▶ Reading passage:

Anomaly Detection deployed on machine data dataset for Predictive Maintenance .
NOTE : I have also included the code files for predictive maintainence using XGBoost , using LSTMs and using Autoencoders (seq2seq and CNN based ) which I learnt from Nvidia Deep learning course , in this repository . However , these were only included as a reference to readers on what other methods could be used and for the sake of completeness , and are not written by me . The code for multivariate gaussian method is written completely by me :)
- Name - Ayush Agarwal
- Project - Predictive Maintainence Anomaly Detection
- Skills - Anomaly Detection, Multivariate Gaussian , Unsupervised Learning , Data Visualisation , Exploratory Data Analysis , Data Science , Machine Learning
- Tools - Google Colab , Jupyter Notebooks , Python , Numpy , Pandas , Matplotlib , Seaborn , Sklearn
This can be deployed in an Industrial Internet of Things (IIoT) System , where the system variables measured throught the sensors are sent to Processing System (ofc with my algorithm inside it ) and can be used to monitor system health and predict need for maintainence in the Mechatronic System . Since Prevention is better than cure , a maintainence before any damage or major inconvenience happens is better , hence our system can reduce maintainence costs thus being a business boon .
The data was taken from Kaggle site : https://www.kaggle.com/datasets/shivamb/machine-predictive-maintenance-classification .
A copy of the dataset has been uploaded on this repository just in case the kaggle one gets changed : https://github.com/ayush-agarwal-0502/Machine-Predictive-Maintainence-Anomaly-Detection/blob/main/predictive_maintenance.csv .
The code is availaible at : https://github.com/ayush-agarwal-0502/Machine-Predictive-Maintainence-Anomaly-Detection/blob/main/anomaly_detector_ML_project.ipynb (in this repository itself ) .

▶ Recorded data:
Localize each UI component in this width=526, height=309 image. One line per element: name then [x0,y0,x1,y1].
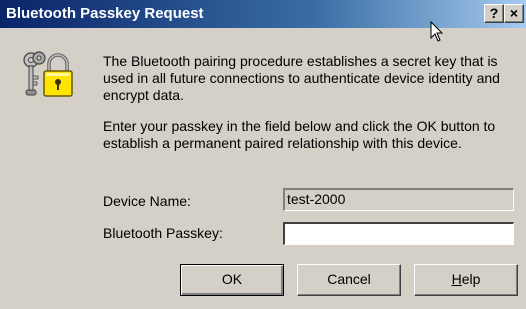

▶ What you will do:
A) Reproduce verbatim the part of the predictive maintenance project description starting at "NOTE : I have" and ending at "completely by me :)".
B) Decide whether each statement below agrees with the predictive maintenance project description. Answer yes or no for each and quote the words from the description that decide it.
(i) The author wrote all of the code for the multivariate Gaussian method.
(ii) The dataset came from the UCI Machine Learning Repository.
(iii) The author wrote the XGBoost code included in the repository.
C) Extend the predictive maintenance project description, starting after its last sentence.

▶ Answers in order:
A)
NOTE : I have also included the code files for predictive maintainence using XGBoost , using LSTMs and using Autoencoders (seq2seq and CNN based ) which I learnt from Nvidia Deep learning course , in this repository . However , these were only included as a reference to readers on what other methods could be used and for the sake of completeness , and are not written by me . The code for multivariate gaussian method is written completely by me :)

B)
(i) Yes: "The code for multivariate gaussian method is written completely by me"
(ii) No: "The data was taken from Kaggle site"
(iii) No: "and are not written by me"

C)
To build an Anomaly Detection system for Predictive Maintainence work on Machines data using Multivariate Gaussian fitting and thresholding , a simple unsupervised learning technique .
Removing UID , ProductID since they are not useful in prediction . Removing Failure type as here our aim is just to predict failure or not , rather than the type of failure itself .
Using Ordinal Encoding for Type , as it is categorical data .
Scaling the dataset for better fitting of the gaussian .
The Confusion Matrix was satisfactory , and the F1 score of my model was in range of that of competitors (https://www.kaggle.com/datasets/shivamb/machine-predictive-maintenance-classification/code) who have used advanced techniques such as XGBoost , hence showing that the project was successful . Furthermore , the threshold can be shifted to decrease the number of false negatives . The data is as such that the anomalies and the non anomalies are a bit mixed , and hence we can't expect extreme high accuracies . F-Beta Score can also be considered as a better marking factor here if we wanted to emphasise over false negatives over the cost of false positives .